*** EXTRACTED INFORMATION

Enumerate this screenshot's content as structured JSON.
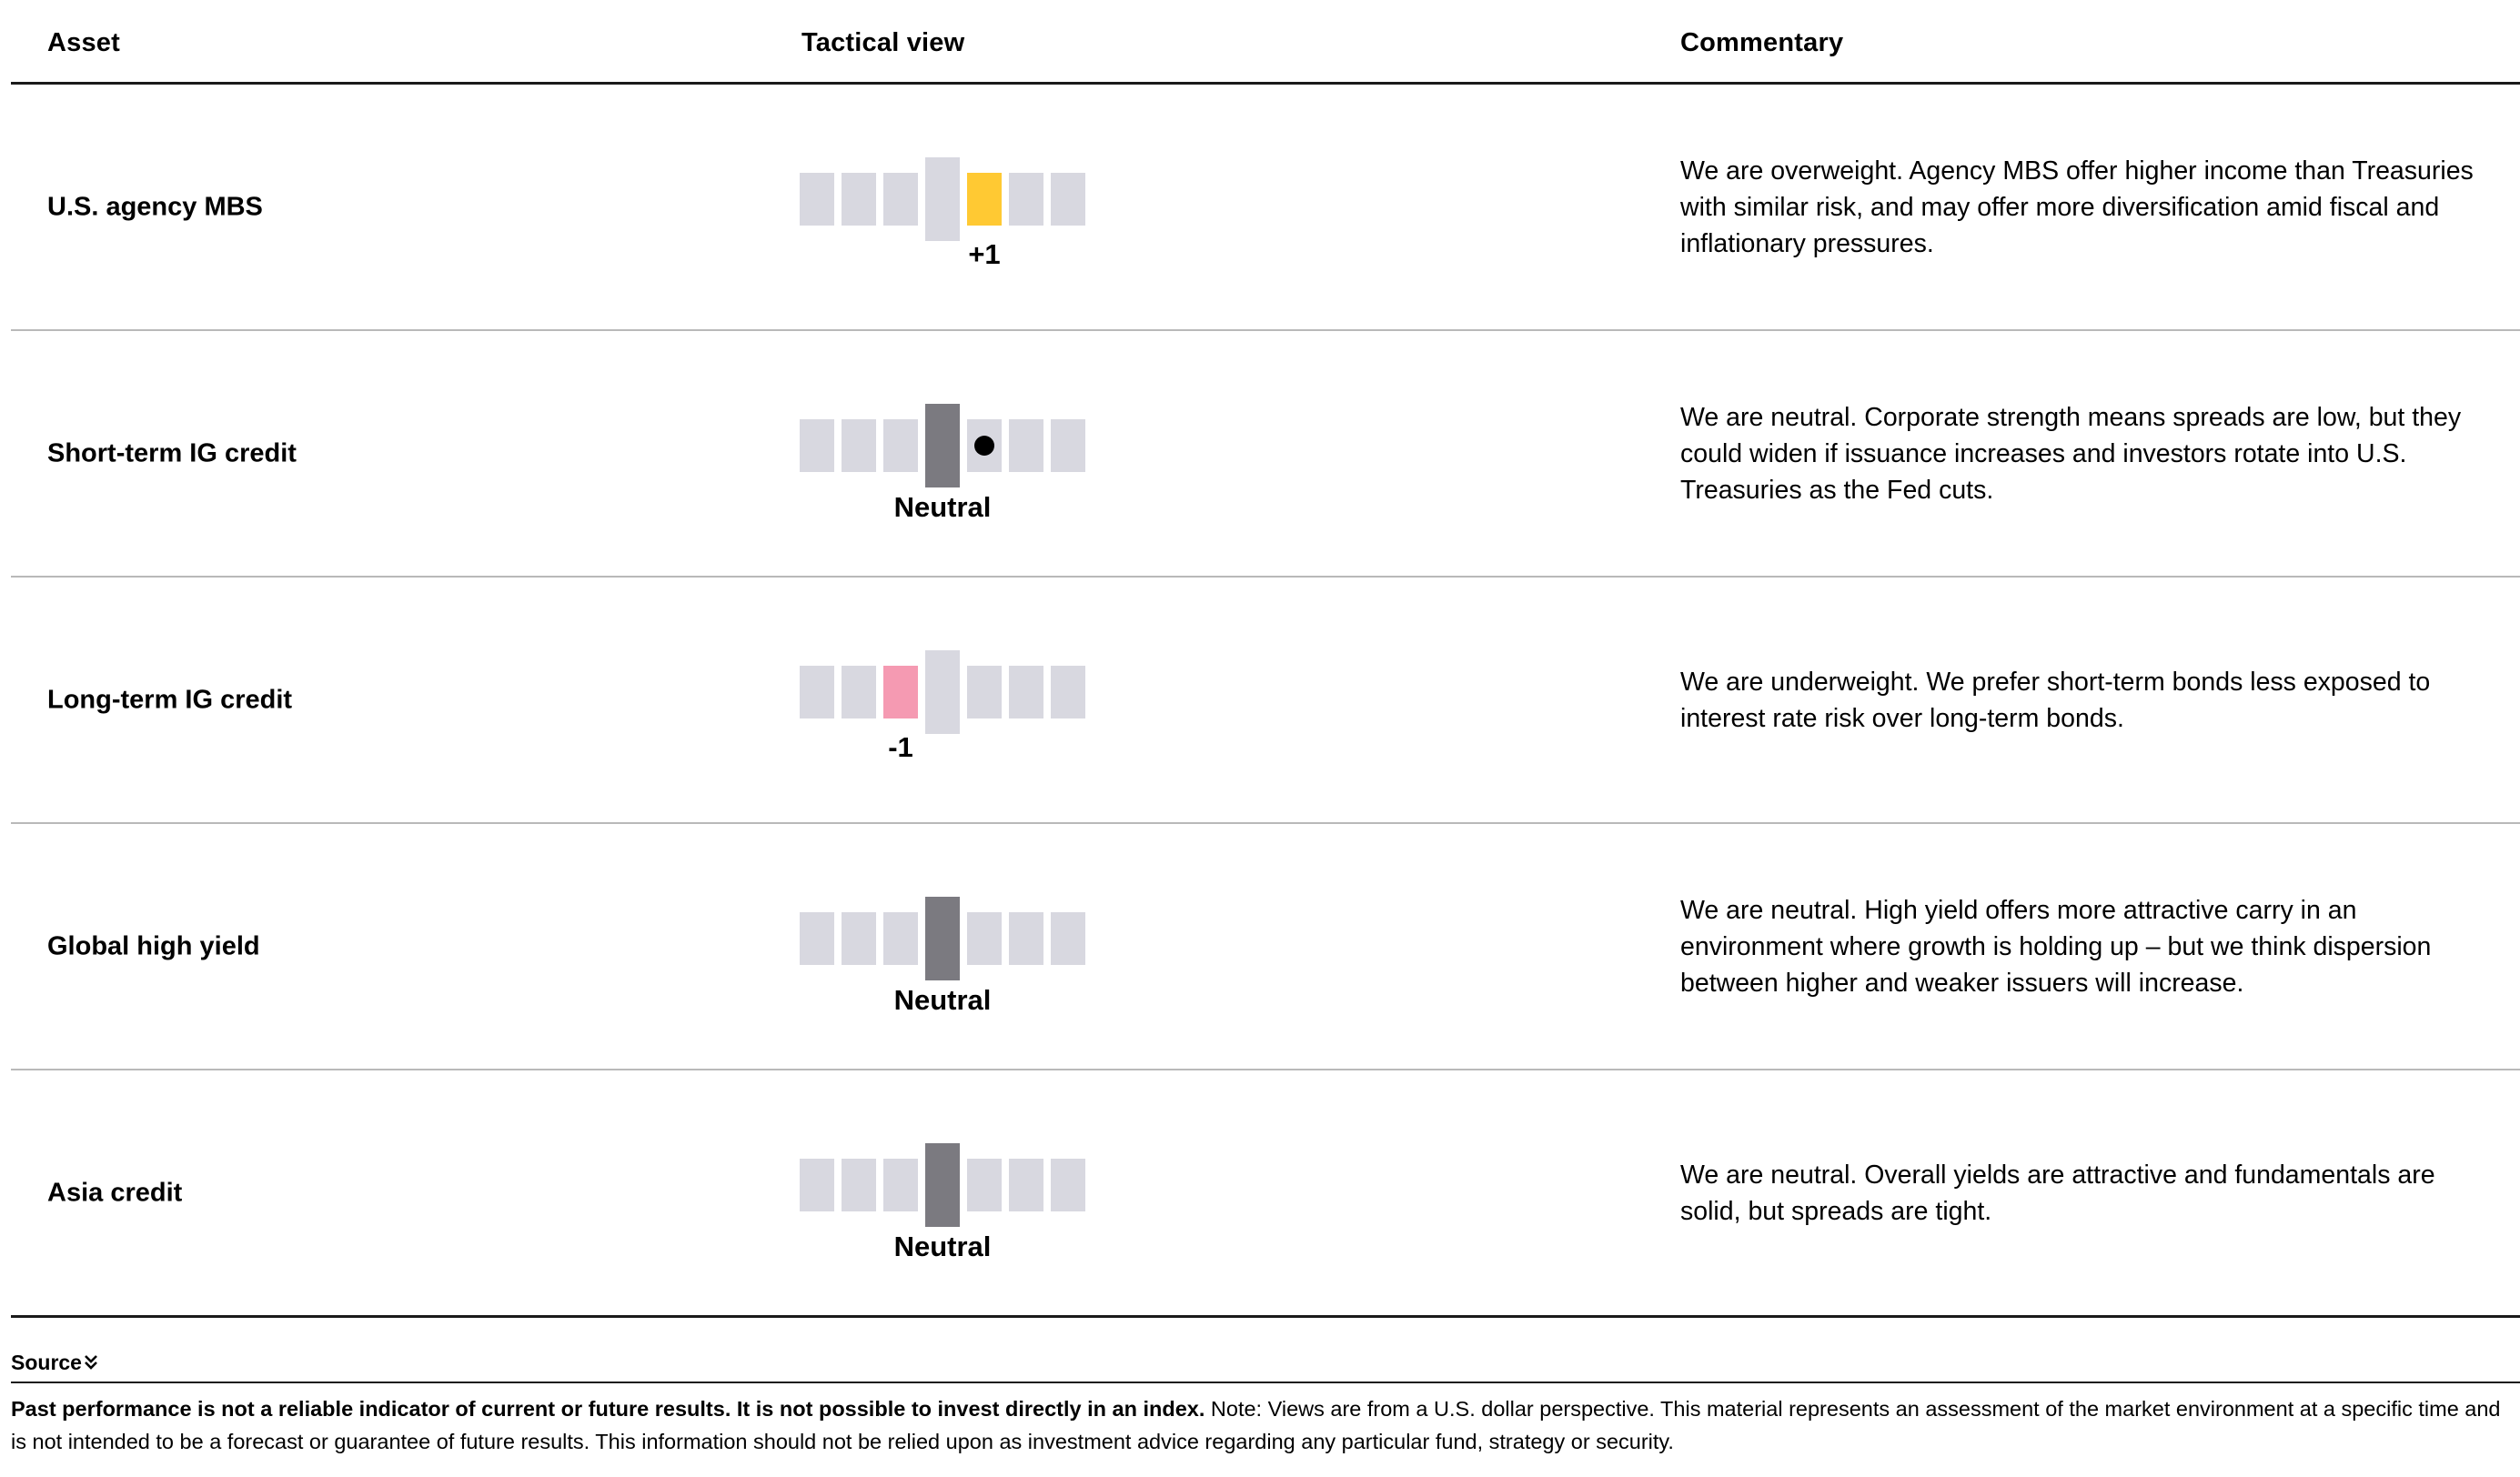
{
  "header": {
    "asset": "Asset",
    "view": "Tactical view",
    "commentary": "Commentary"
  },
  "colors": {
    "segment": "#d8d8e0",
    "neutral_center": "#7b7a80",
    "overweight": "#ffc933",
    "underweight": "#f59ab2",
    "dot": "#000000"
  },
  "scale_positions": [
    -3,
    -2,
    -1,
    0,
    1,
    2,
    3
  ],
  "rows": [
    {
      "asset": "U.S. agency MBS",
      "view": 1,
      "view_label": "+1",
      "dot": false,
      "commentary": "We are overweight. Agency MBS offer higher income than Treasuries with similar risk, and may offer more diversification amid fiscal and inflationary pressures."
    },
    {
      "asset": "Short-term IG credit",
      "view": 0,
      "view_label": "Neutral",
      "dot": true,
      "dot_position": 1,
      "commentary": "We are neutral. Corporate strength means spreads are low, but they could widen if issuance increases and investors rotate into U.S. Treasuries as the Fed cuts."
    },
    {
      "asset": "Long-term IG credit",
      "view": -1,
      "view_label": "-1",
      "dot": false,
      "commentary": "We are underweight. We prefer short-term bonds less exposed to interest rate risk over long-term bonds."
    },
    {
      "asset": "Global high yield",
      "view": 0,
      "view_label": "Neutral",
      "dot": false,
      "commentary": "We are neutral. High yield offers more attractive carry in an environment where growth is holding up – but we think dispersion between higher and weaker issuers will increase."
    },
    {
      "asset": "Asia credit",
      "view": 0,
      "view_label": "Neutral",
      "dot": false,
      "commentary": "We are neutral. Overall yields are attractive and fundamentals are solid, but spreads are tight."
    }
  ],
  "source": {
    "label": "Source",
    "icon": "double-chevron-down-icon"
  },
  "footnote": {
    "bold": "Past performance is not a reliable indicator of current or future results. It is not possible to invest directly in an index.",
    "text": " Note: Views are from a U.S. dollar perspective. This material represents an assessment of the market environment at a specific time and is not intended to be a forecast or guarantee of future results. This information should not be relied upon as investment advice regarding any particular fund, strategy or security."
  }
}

******

* THE TASK *
From the listing above, copy every line that includes the word "underweight".

* CORRECT OUTPUT *
    "underweight": "#f59ab2",
      "commentary": "We are underweight. We prefer short-term bonds less exposed to interest rate risk over long-term bonds."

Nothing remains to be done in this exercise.